- _Do this_: Your task is to copy the material exactly.

- _Dataset entries_:
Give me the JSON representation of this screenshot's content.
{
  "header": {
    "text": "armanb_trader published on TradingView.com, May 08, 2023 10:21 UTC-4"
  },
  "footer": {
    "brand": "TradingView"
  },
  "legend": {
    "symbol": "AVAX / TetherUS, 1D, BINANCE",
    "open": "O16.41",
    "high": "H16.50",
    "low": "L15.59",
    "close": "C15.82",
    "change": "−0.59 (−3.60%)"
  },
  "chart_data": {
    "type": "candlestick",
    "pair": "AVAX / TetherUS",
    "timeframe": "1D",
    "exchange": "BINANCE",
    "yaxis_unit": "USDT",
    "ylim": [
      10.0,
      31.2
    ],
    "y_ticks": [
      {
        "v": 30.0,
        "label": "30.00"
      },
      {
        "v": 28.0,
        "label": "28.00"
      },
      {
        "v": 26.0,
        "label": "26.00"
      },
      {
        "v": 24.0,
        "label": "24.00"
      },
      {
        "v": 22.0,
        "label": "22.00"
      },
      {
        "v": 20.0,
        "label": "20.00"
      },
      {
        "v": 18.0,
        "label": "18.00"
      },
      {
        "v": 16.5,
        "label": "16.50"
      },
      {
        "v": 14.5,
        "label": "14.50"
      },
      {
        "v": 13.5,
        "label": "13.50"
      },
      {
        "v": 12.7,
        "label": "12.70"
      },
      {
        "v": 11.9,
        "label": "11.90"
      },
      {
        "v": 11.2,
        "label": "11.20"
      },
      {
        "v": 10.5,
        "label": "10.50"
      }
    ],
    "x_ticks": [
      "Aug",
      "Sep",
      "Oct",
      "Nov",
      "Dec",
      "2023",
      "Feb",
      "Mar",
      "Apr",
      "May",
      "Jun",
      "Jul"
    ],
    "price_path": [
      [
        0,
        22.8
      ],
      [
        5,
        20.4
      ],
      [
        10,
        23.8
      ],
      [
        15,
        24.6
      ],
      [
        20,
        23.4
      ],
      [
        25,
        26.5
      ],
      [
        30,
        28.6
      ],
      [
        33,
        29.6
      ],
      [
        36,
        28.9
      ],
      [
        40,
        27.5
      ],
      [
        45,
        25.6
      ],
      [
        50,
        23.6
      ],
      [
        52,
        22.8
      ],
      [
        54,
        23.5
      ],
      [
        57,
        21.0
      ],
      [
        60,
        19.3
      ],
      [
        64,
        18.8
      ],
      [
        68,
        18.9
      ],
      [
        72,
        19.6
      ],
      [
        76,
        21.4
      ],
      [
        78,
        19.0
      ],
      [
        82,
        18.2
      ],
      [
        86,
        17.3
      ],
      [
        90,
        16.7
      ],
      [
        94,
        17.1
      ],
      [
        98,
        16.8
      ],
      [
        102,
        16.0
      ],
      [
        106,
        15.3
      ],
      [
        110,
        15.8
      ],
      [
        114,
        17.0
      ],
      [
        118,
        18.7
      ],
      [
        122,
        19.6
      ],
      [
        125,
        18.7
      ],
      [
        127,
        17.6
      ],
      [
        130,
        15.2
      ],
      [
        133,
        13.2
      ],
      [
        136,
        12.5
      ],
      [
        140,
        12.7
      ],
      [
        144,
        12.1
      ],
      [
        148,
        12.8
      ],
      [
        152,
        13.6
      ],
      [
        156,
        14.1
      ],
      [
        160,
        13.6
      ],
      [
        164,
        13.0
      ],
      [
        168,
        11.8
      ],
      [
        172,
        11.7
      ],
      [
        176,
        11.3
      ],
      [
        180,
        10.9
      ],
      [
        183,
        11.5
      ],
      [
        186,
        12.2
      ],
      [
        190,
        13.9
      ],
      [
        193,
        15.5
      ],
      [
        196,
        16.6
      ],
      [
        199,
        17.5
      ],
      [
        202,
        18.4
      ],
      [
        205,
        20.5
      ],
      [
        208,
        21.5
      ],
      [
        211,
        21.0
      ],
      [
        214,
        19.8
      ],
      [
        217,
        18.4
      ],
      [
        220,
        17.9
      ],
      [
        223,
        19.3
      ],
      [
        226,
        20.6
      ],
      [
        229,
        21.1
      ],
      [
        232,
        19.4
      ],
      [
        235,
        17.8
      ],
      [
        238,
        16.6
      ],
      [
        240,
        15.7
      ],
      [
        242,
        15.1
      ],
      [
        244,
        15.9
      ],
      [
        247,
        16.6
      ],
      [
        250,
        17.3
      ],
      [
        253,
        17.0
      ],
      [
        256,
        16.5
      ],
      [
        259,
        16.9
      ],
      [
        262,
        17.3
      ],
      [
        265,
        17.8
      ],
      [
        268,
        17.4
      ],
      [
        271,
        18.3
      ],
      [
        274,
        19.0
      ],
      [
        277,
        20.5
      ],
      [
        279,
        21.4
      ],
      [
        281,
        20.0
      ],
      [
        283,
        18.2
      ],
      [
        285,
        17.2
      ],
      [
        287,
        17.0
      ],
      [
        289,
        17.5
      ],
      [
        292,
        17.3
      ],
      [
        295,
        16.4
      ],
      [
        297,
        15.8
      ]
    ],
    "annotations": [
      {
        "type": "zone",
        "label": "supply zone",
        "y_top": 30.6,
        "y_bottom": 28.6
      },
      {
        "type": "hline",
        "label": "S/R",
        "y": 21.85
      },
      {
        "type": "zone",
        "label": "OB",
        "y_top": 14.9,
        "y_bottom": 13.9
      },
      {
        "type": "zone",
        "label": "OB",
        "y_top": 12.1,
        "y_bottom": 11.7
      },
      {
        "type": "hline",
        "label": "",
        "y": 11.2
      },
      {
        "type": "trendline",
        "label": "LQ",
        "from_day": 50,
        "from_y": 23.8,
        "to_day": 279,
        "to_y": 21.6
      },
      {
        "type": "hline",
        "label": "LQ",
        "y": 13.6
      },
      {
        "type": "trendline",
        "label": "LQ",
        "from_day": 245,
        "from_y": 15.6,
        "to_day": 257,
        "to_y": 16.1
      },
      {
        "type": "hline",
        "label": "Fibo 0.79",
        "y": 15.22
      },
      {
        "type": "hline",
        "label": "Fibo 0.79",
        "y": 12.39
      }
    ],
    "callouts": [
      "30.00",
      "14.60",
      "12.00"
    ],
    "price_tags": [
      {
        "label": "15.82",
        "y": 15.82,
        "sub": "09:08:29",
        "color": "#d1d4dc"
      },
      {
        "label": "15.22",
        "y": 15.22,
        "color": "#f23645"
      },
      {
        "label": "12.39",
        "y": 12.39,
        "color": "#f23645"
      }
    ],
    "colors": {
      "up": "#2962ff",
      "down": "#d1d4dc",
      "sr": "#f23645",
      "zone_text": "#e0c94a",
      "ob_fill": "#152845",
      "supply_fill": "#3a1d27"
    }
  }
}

- _Response below_:
Give me the JSON representation of this screenshot's content.
{
  "header": {
    "text": "armanb_trader published on TradingView.com, May 08, 2023 10:21 UTC-4"
  },
  "footer": {
    "brand": "TradingView"
  },
  "legend": {
    "symbol": "AVAX / TetherUS, 1D, BINANCE",
    "open": "O16.41",
    "high": "H16.50",
    "low": "L15.59",
    "close": "C15.82",
    "change": "−0.59 (−3.60%)"
  },
  "chart_data": {
    "type": "candlestick",
    "pair": "AVAX / TetherUS",
    "timeframe": "1D",
    "exchange": "BINANCE",
    "yaxis_unit": "USDT",
    "ylim": [
      10.0,
      31.2
    ],
    "y_ticks": [
      {
        "v": 30.0,
        "label": "30.00"
      },
      {
        "v": 28.0,
        "label": "28.00"
      },
      {
        "v": 26.0,
        "label": "26.00"
      },
      {
        "v": 24.0,
        "label": "24.00"
      },
      {
        "v": 22.0,
        "label": "22.00"
      },
      {
        "v": 20.0,
        "label": "20.00"
      },
      {
        "v": 18.0,
        "label": "18.00"
      },
      {
        "v": 16.5,
        "label": "16.50"
      },
      {
        "v": 14.5,
        "label": "14.50"
      },
      {
        "v": 13.5,
        "label": "13.50"
      },
      {
        "v": 12.7,
        "label": "12.70"
      },
      {
        "v": 11.9,
        "label": "11.90"
      },
      {
        "v": 11.2,
        "label": "11.20"
      },
      {
        "v": 10.5,
        "label": "10.50"
      }
    ],
    "x_ticks": [
      "Aug",
      "Sep",
      "Oct",
      "Nov",
      "Dec",
      "2023",
      "Feb",
      "Mar",
      "Apr",
      "May",
      "Jun",
      "Jul"
    ],
    "price_path": [
      [
        0,
        22.8
      ],
      [
        5,
        20.4
      ],
      [
        10,
        23.8
      ],
      [
        15,
        24.6
      ],
      [
        20,
        23.4
      ],
      [
        25,
        26.5
      ],
      [
        30,
        28.6
      ],
      [
        33,
        29.6
      ],
      [
        36,
        28.9
      ],
      [
        40,
        27.5
      ],
      [
        45,
        25.6
      ],
      [
        50,
        23.6
      ],
      [
        52,
        22.8
      ],
      [
        54,
        23.5
      ],
      [
        57,
        21.0
      ],
      [
        60,
        19.3
      ],
      [
        64,
        18.8
      ],
      [
        68,
        18.9
      ],
      [
        72,
        19.6
      ],
      [
        76,
        21.4
      ],
      [
        78,
        19.0
      ],
      [
        82,
        18.2
      ],
      [
        86,
        17.3
      ],
      [
        90,
        16.7
      ],
      [
        94,
        17.1
      ],
      [
        98,
        16.8
      ],
      [
        102,
        16.0
      ],
      [
        106,
        15.3
      ],
      [
        110,
        15.8
      ],
      [
        114,
        17.0
      ],
      [
        118,
        18.7
      ],
      [
        122,
        19.6
      ],
      [
        125,
        18.7
      ],
      [
        127,
        17.6
      ],
      [
        130,
        15.2
      ],
      [
        133,
        13.2
      ],
      [
        136,
        12.5
      ],
      [
        140,
        12.7
      ],
      [
        144,
        12.1
      ],
      [
        148,
        12.8
      ],
      [
        152,
        13.6
      ],
      [
        156,
        14.1
      ],
      [
        160,
        13.6
      ],
      [
        164,
        13.0
      ],
      [
        168,
        11.8
      ],
      [
        172,
        11.7
      ],
      [
        176,
        11.3
      ],
      [
        180,
        10.9
      ],
      [
        183,
        11.5
      ],
      [
        186,
        12.2
      ],
      [
        190,
        13.9
      ],
      [
        193,
        15.5
      ],
      [
        196,
        16.6
      ],
      [
        199,
        17.5
      ],
      [
        202,
        18.4
      ],
      [
        205,
        20.5
      ],
      [
        208,
        21.5
      ],
      [
        211,
        21.0
      ],
      [
        214,
        19.8
      ],
      [
        217,
        18.4
      ],
      [
        220,
        17.9
      ],
      [
        223,
        19.3
      ],
      [
        226,
        20.6
      ],
      [
        229,
        21.1
      ],
      [
        232,
        19.4
      ],
      [
        235,
        17.8
      ],
      [
        238,
        16.6
      ],
      [
        240,
        15.7
      ],
      [
        242,
        15.1
      ],
      [
        244,
        15.9
      ],
      [
        247,
        16.6
      ],
      [
        250,
        17.3
      ],
      [
        253,
        17.0
      ],
      [
        256,
        16.5
      ],
      [
        259,
        16.9
      ],
      [
        262,
        17.3
      ],
      [
        265,
        17.8
      ],
      [
        268,
        17.4
      ],
      [
        271,
        18.3
      ],
      [
        274,
        19.0
      ],
      [
        277,
        20.5
      ],
      [
        279,
        21.4
      ],
      [
        281,
        20.0
      ],
      [
        283,
        18.2
      ],
      [
        285,
        17.2
      ],
      [
        287,
        17.0
      ],
      [
        289,
        17.5
      ],
      [
        292,
        17.3
      ],
      [
        295,
        16.4
      ],
      [
        297,
        15.8
      ]
    ],
    "annotations": [
      {
        "type": "zone",
        "label": "supply zone",
        "y_top": 30.6,
        "y_bottom": 28.6
      },
      {
        "type": "hline",
        "label": "S/R",
        "y": 21.85
      },
      {
        "type": "zone",
        "label": "OB",
        "y_top": 14.9,
        "y_bottom": 13.9
      },
      {
        "type": "zone",
        "label": "OB",
        "y_top": 12.1,
        "y_bottom": 11.7
      },
      {
        "type": "hline",
        "label": "",
        "y": 11.2
      },
      {
        "type": "trendline",
        "label": "LQ",
        "from_day": 50,
        "from_y": 23.8,
        "to_day": 279,
        "to_y": 21.6
      },
      {
        "type": "hline",
        "label": "LQ",
        "y": 13.6
      },
      {
        "type": "trendline",
        "label": "LQ",
        "from_day": 245,
        "from_y": 15.6,
        "to_day": 257,
        "to_y": 16.1
      },
      {
        "type": "hline",
        "label": "Fibo 0.79",
        "y": 15.22
      },
      {
        "type": "hline",
        "label": "Fibo 0.79",
        "y": 12.39
      }
    ],
    "callouts": [
      "30.00",
      "14.60",
      "12.00"
    ],
    "price_tags": [
      {
        "label": "15.82",
        "y": 15.82,
        "sub": "09:08:29",
        "color": "#d1d4dc"
      },
      {
        "label": "15.22",
        "y": 15.22,
        "color": "#f23645"
      },
      {
        "label": "12.39",
        "y": 12.39,
        "color": "#f23645"
      }
    ],
    "colors": {
      "up": "#2962ff",
      "down": "#d1d4dc",
      "sr": "#f23645",
      "zone_text": "#e0c94a",
      "ob_fill": "#152845",
      "supply_fill": "#3a1d27"
    }
  }
}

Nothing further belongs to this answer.